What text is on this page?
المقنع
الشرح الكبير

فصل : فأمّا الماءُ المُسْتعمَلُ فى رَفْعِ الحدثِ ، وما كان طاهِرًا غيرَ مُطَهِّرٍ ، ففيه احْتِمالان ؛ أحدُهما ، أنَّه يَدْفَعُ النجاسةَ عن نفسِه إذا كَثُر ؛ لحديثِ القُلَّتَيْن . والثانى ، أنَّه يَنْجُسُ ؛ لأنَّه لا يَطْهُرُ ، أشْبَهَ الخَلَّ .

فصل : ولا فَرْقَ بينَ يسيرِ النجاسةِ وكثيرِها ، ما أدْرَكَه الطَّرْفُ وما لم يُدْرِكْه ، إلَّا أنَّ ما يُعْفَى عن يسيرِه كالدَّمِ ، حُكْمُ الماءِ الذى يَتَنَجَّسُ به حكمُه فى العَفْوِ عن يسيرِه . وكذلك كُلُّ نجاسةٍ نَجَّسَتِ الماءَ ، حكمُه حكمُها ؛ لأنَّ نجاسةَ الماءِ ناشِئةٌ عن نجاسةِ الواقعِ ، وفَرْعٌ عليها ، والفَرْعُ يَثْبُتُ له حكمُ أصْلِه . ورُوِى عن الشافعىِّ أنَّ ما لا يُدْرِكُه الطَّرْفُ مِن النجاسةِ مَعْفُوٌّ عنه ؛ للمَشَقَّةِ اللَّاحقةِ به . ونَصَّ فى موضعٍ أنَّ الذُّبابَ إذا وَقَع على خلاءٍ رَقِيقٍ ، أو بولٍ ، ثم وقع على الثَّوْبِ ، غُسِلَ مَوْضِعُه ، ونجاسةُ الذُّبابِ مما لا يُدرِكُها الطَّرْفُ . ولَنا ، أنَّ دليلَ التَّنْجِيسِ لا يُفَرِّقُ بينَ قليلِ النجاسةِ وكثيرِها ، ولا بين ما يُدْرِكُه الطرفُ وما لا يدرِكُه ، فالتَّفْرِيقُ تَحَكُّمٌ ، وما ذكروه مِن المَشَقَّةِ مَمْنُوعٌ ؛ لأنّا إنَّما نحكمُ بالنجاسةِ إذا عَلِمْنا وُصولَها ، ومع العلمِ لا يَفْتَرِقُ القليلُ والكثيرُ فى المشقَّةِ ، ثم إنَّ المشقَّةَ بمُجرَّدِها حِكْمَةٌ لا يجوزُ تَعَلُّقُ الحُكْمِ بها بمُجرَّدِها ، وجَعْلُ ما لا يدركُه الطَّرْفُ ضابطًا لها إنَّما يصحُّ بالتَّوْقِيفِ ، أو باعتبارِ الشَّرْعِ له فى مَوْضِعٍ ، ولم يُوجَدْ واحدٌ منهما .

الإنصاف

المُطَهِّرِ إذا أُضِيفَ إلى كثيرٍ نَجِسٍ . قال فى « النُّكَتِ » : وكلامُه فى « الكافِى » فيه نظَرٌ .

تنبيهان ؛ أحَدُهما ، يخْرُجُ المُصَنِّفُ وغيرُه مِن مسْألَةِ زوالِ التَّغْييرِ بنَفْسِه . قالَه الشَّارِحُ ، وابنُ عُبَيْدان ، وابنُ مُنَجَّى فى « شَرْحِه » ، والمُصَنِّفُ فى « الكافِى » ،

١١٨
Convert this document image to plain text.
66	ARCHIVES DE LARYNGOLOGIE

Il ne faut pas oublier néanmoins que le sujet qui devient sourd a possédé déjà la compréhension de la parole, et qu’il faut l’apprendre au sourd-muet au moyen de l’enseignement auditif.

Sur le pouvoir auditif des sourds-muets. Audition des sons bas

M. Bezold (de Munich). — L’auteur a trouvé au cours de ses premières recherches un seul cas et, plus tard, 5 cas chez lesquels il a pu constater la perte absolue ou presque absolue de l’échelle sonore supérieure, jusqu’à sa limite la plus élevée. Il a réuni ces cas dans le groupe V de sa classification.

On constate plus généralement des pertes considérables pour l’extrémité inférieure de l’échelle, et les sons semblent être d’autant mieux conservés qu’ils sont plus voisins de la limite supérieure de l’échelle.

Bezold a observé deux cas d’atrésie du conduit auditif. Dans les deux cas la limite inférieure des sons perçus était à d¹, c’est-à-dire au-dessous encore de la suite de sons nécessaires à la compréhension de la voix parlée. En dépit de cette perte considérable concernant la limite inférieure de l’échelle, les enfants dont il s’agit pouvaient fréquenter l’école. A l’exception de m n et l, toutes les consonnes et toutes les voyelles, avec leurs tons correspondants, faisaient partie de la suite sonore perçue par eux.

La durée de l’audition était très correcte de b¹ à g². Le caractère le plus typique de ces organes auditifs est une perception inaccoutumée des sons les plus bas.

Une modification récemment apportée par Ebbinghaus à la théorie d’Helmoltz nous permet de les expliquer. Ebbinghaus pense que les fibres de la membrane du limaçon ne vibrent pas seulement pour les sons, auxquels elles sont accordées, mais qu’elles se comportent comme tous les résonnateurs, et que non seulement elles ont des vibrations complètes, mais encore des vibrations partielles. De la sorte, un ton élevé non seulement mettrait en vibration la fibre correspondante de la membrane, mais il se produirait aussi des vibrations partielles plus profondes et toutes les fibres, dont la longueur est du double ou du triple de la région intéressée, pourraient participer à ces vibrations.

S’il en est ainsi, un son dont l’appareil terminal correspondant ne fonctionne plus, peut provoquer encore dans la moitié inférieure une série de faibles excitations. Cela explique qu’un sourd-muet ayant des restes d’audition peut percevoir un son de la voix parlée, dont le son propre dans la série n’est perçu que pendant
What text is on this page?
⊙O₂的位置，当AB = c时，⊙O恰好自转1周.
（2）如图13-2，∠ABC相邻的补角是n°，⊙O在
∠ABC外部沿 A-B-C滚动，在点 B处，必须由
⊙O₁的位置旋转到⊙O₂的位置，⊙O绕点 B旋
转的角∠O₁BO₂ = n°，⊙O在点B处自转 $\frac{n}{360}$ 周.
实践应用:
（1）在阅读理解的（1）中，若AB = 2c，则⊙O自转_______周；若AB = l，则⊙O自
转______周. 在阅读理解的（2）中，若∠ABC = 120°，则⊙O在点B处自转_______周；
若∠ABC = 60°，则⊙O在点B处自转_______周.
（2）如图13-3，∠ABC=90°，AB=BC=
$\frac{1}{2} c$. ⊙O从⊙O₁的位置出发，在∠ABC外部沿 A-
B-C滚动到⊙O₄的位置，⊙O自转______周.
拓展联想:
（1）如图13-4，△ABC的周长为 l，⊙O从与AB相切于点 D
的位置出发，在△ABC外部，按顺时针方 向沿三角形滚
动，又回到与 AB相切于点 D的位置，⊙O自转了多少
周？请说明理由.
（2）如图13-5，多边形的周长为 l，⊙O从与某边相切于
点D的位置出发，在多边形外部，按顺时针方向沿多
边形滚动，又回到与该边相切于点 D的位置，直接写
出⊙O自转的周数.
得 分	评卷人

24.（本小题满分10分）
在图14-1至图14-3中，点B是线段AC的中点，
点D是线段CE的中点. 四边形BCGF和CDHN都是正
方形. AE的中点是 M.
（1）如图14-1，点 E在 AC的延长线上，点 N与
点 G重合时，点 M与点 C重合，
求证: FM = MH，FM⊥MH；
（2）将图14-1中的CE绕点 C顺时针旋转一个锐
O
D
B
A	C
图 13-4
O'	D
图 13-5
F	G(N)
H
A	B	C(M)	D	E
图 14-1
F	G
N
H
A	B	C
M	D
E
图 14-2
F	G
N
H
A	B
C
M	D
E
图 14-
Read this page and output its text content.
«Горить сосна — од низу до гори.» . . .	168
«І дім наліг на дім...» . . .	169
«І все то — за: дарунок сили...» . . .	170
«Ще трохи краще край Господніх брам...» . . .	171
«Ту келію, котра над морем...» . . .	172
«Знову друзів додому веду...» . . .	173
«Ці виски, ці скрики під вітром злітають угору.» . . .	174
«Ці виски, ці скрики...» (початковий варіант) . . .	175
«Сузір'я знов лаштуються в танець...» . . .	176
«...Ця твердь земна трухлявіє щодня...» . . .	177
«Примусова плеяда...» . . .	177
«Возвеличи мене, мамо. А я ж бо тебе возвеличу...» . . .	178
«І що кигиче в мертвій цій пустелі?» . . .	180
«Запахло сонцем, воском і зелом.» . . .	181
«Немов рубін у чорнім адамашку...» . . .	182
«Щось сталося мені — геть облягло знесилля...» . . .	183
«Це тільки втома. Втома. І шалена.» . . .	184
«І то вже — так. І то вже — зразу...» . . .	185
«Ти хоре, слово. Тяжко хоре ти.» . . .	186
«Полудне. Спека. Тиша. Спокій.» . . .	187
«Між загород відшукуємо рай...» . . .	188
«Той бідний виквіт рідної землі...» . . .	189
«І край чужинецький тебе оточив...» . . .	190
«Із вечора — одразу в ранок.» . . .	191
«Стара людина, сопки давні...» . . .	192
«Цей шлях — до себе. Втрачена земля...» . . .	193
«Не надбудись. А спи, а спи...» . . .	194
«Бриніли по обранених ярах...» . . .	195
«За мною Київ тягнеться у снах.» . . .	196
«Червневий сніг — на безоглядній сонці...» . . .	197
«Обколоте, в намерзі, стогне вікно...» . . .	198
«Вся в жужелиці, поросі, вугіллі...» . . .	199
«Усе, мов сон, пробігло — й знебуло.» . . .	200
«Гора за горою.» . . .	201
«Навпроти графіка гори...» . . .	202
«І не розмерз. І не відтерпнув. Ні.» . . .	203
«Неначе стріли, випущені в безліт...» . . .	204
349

****

Given instruction
Gather and copy every line of the data in which the string "parlée" is found.

Answer below
Bezold a observé deux cas d’atrésie du conduit auditif. Dans les deux cas la limite inférieure des sons perçus était à d¹, c’est-à-dire au-dessous encore de la suite de sons nécessaires à la compréhension de la voix parlée. En dépit de cette perte considérable concernant la limite inférieure de l’échelle, les enfants dont il s’agit pouvaient fréquenter l’école. A l’exception de m n et l, toutes les consonnes et toutes les voyelles, avec leurs tons correspondants, faisaient partie de la suite sonore perçue par eux.
S’il en est ainsi, un son dont l’appareil terminal correspondant ne fonctionne plus, peut provoquer encore dans la moitié inférieure une série de faibles excitations. Cela explique qu’un sourd-muet ayant des restes d’audition peut percevoir un son de la voix parlée, dont le son propre dans la série n’est perçu que pendant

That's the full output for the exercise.